> _Metin bölümü_:

Depremde yıkılan binaların müteahhitlerine ruhsat verenler hakkında suç duyurusu

Depremde yıkılan binaların müteahhitlerine ruhsat verenler hakkında suç duyurusu

Avukat Emrah Altunoğlu, 6 Şubat’ta merkez üssü Kahramanmaraş olan iki büyük depremde yıkılan binaların müteahhitleri, yapı ruhsatı veren, iskan ruhsatı veren, denetim görevini yerine getiren kişiler hakkında Hatay Cumhuriyet Başsavcılığı’na suç duyurusunda bulundu. Altunoğlu, sorumluların “Taksirle İnsan Öldürme” suçundan yargılanmasını istedi.

Altunoğlu’nun verdiği suç duyurusunda şu ifadelere yer verdi:

"Tartışılması gereken belki de 'kast' iradesidir"

“6 Şubat 2023 tarihinde meydana gelen afet nedeniyle yaşanan can kayıplarından ve yaralanmalardan tespit ettiğimiz ve tespit edilecek tüm kişiler suçun failidir. Olay son derece açık olduğu, bazı binalar dimdik ayakta iken, hemen yanı başındakilerin çöktüğü ve altında binlerce insan hayatını kaybettiği, yaralandığı ve hala göçük altında kaldığı için bu felaketin ihmal sonucu gerçekleştiği açıktır. Bu tamamen bu çürük binaları yapan, bunların yapılmasına izin veren, bunlara göz yuman ve bunları denetlemeyenlerin sorumluluğudur. Tartışılması gereken belki de ‘kast’ iradesinin olup olmadığıdır.

Suçun manevi unsuru açısından; meydana gelen kayıp ve yıkımların salt bir afet nedeniyle meydana geldiğinden söz edilemeyeceği zira bölgede halen sağlam yapıların bulunduğu, kaldı ki ülkemizin jeolojik özellikleri dikkate alındığında depremin ülkemizde beklenen ve sıklıkla yaşanan bir doğal durum olduğu herkesçe bilinmektedir. Bu nedenle suçun manevi unsuru bakımından faillerin öngörüsü bulunmaktadır. Burada faillerin bunu öngörüp kendilerine güvenmeleri nedeniyle hareketlerine devam edip bilinçli taksirle mi yoksa neticeyi öngörmelerine rağmen bunu kabullenip olursa olsun mu dedikleri yani suçu olası kastla mı işledikleri konusunda bir tartışma olabilir. Bu da ancak yapılacak soruşturma ve kovuşturma aşamasında elde edilecek delillerle açığa çıkarılabilir. Bu nedenle bize şu an için bu hukuki nitelik tartışmasına girmeden, bu aşamada tartışma yaratmamak için TCK m. 22/3’ten suç duyurusunda bulunuyoruz.

> _Görevler_:
- 1) Metin bölümüne göre suç duyurusunun hangi kişiler hakkında yapıldığını sıralayın.
- 2) Metin bölümünde faillerin öngörüsü bulunduğu sonucuna hangi gerekçeyle varıldığını bir ile üç cümle arasında açıklayın.
- 3) Metin bölümünde "Avukat Emrah Altunoğlu, 6" ile "suçundan yargılanmasını istedi." arasındaki kısmı, her ikisi de dahil olmak üzere lütfen aynen yeniden yazın.

> _Çıkarılan veriler_:
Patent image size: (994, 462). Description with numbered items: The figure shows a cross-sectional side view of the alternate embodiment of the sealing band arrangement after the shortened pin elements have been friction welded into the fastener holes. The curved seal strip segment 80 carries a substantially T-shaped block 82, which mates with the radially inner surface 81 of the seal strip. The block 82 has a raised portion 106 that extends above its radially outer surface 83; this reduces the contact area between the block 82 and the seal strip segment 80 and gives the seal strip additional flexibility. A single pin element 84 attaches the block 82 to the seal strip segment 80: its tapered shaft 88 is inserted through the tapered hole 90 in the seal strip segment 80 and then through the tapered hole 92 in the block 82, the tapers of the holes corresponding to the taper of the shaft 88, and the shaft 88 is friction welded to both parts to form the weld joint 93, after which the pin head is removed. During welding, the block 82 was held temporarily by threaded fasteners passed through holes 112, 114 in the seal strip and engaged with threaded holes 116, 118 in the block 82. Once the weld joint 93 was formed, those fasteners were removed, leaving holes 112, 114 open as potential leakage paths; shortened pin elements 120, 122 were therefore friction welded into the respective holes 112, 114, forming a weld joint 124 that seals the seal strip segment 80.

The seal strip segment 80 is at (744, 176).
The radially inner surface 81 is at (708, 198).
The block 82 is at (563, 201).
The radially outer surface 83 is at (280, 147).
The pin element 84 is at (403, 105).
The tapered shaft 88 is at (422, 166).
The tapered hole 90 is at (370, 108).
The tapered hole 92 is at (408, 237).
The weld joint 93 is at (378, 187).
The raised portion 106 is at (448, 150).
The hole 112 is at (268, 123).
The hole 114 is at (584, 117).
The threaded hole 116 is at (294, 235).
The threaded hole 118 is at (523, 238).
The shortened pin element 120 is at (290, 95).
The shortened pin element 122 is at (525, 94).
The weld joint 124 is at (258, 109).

> _Görevlere göre yanıtlar_:
- 1)
- Depremde yıkılan binaların müteahhitleri
- Yapı ruhsatı verenler
- İskan ruhsatı verenler
- Denetim görevini yerine getiren kişiler

- 2) Kayıp ve yıkımlar salt bir afete bağlanamaz, çünkü bölgede hâlâ sağlam yapılar bulunuyor. Ayrıca ülkenin jeolojik özellikleri nedeniyle depremin beklenen ve sıklıkla yaşanan bir doğal durum olduğu herkesçe biliniyor. Bu nedenlerle suçun manevi unsuru bakımından faillerin öngörüsü bulunduğu belirtiliyor.

- 3)
Avukat Emrah Altunoğlu, 6 Şubat’ta merkez üssü Kahramanmaraş olan iki büyük depremde yıkılan binaların müteahhitleri, yapı ruhsatı veren, iskan ruhsatı veren, denetim görevini yerine getiren kişiler hakkında Hatay Cumhuriyet Başsavcılığı’na suç duyurusunda bulundu. Altunoğlu, sorumluların “Taksirle İnsan Öldürme” suçundan yargılanmasını istedi.